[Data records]
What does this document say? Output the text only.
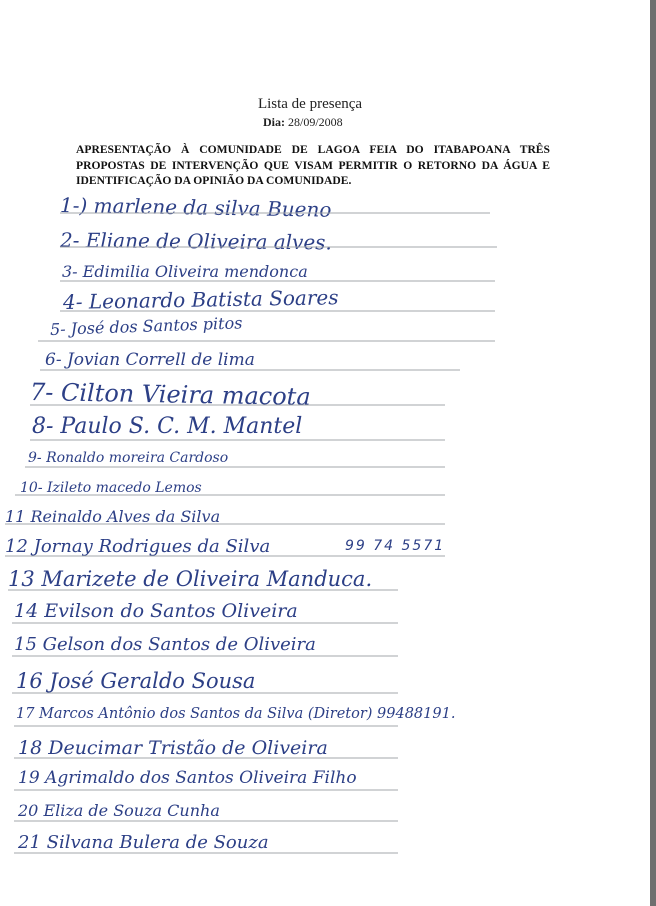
Lista de presença
Dia: 28/09/2008
APRESENTAÇÃO À COMUNIDADE DE LAGOA FEIA DO ITABAPOANA TRÊS PROPOSTAS DE INTERVENÇÃO QUE VISAM PERMITIR O RETORNO DA ÁGUA E IDENTIFICAÇÃO DA OPINIÃO DA COMUNIDADE.
1-) marlene da silva Bueno
2- Eliane de Oliveira alves.
3- Edimilia Oliveira mendonca
4- Leonardo Batista Soares
5- José dos Santos pitos
6- Jovian Correll de lima
7- Cilton Vieira macota
8- Paulo S. C. M. Mantel
9- Ronaldo moreira Cardoso
10- Izileto macedo Lemos
11 Reinaldo Alves da Silva
12 Jornay Rodrigues da Silva	99 74 5571
13 Marizete de Oliveira Manduca.
14 Evilson do Santos Oliveira
15 Gelson dos Santos de Oliveira
16 José Geraldo Sousa
17 Marcos Antônio dos Santos da Silva (Diretor) 99488191.
18 Deucimar Tristão de Oliveira
19 Agrimaldo dos Santos Oliveira Filho
20 Eliza de Souza Cunha
21 Silvana Bulera de Souza
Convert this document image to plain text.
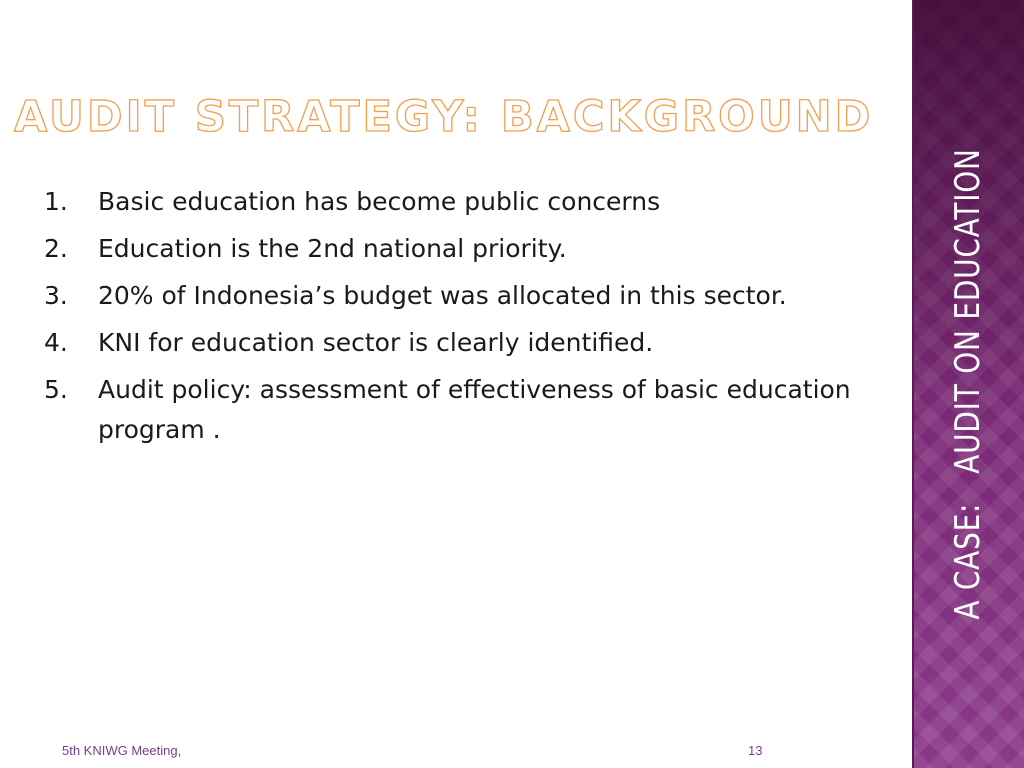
AUDIT STRATEGY: BACKGROUND
1. Basic education has become public concerns
2. Education is the 2nd national priority.
3. 20% of Indonesia’s budget was allocated in this sector.
4. KNI for education sector is clearly identified.
5. Audit policy: assessment of effectiveness of basic education program .
5th KNIWG Meeting,	13
A CASE:   AUDIT ON EDUCATION
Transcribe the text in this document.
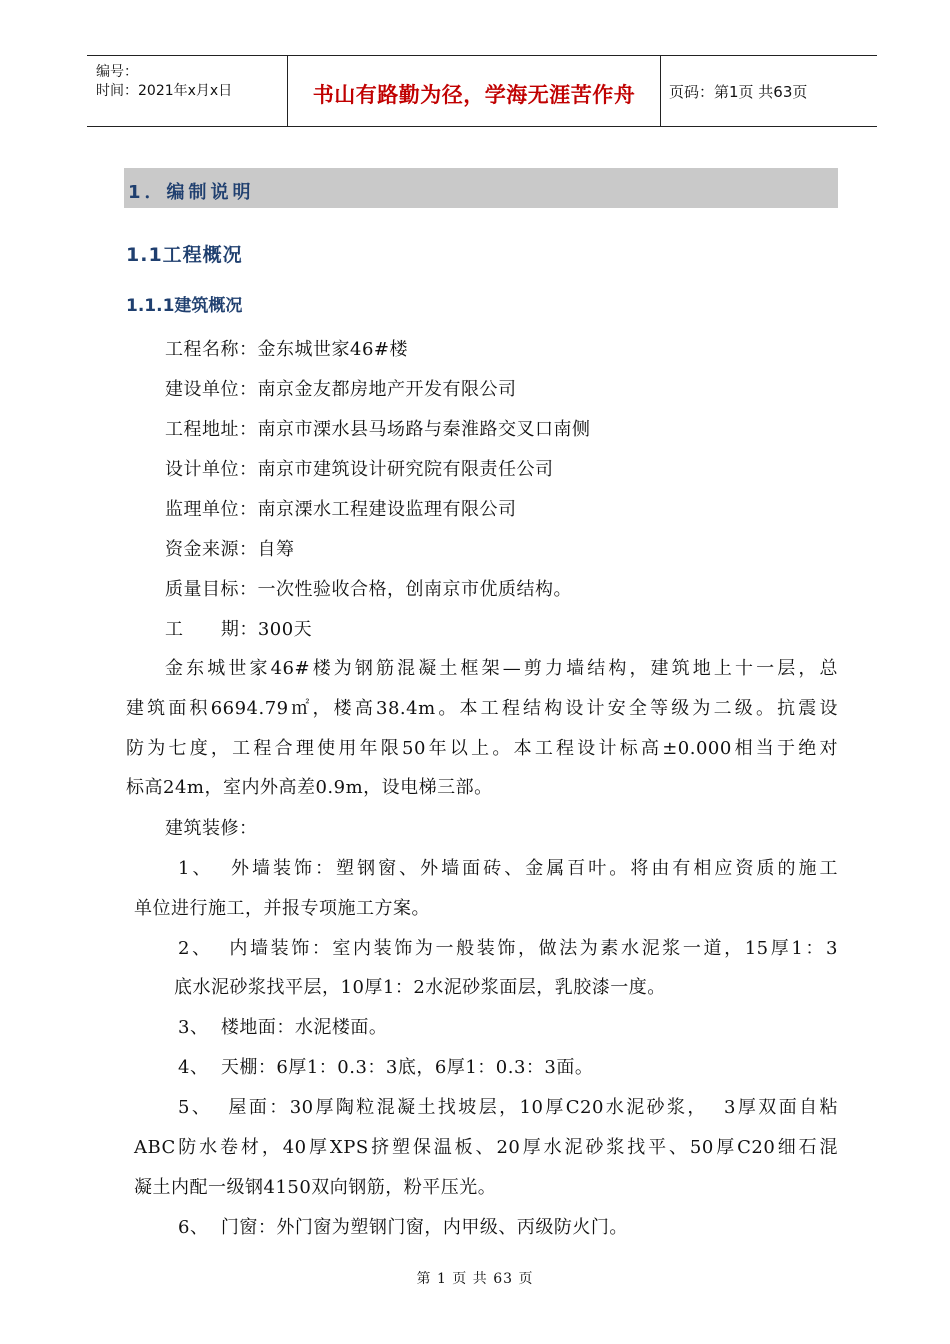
编号：
时间：2021年x月x日	书山有路勤为径，学海无涯苦作舟	页码：第1页 共63页
1．编制说明
1.1工程概况
1.1.1建筑概况
工程名称：金东城世家46#楼
建设单位：南京金友都房地产开发有限公司
工程地址：南京市溧水县马场路与秦淮路交叉口南侧
设计单位：南京市建筑设计研究院有限责任公司
监理单位：南京溧水工程建设监理有限公司
资金来源：自筹
质量目标：一次性验收合格，创南京市优质结构。
工      期：300天
金东城世家46#楼为钢筋混凝土框架—剪力墙结构，建筑地上十一层，总
建筑面积6694.79㎡，楼高38.4m。本工程结构设计安全等级为二级。抗震设
防为七度，工程合理使用年限50年以上。本工程设计标高±0.000相当于绝对
标高24m，室内外高差0.9m，设电梯三部。
建筑装修：
1、  外墙装饰：塑钢窗、外墙面砖、金属百叶。将由有相应资质的施工
单位进行施工，并报专项施工方案。
2、  内墙装饰：室内装饰为一般装饰，做法为素水泥浆一道，15厚1：3
底水泥砂浆找平层，10厚1：2水泥砂浆面层，乳胶漆一度。
3、  楼地面：水泥楼面。
4、  天棚：6厚1：0.3：3底，6厚1：0.3：3面。
5、  屋面：30厚陶粒混凝土找坡层，10厚C20水泥砂浆，  3厚双面自粘
ABC防水卷材，40厚XPS挤塑保温板、20厚水泥砂浆找平、50厚C20细石混
凝土内配一级钢4150双向钢筋，粉平压光。
6、  门窗：外门窗为塑钢门窗，内甲级、丙级防火门。
第 1 页 共 63 页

**WHAT IS BEING ASKED:**
Read the entries above, then pull out the lines that include "sector".

**ANSWER FOR THE TASK:**
3. 20% of Indonesia’s budget was allocated in this sector.
4. KNI for education sector is clearly identified.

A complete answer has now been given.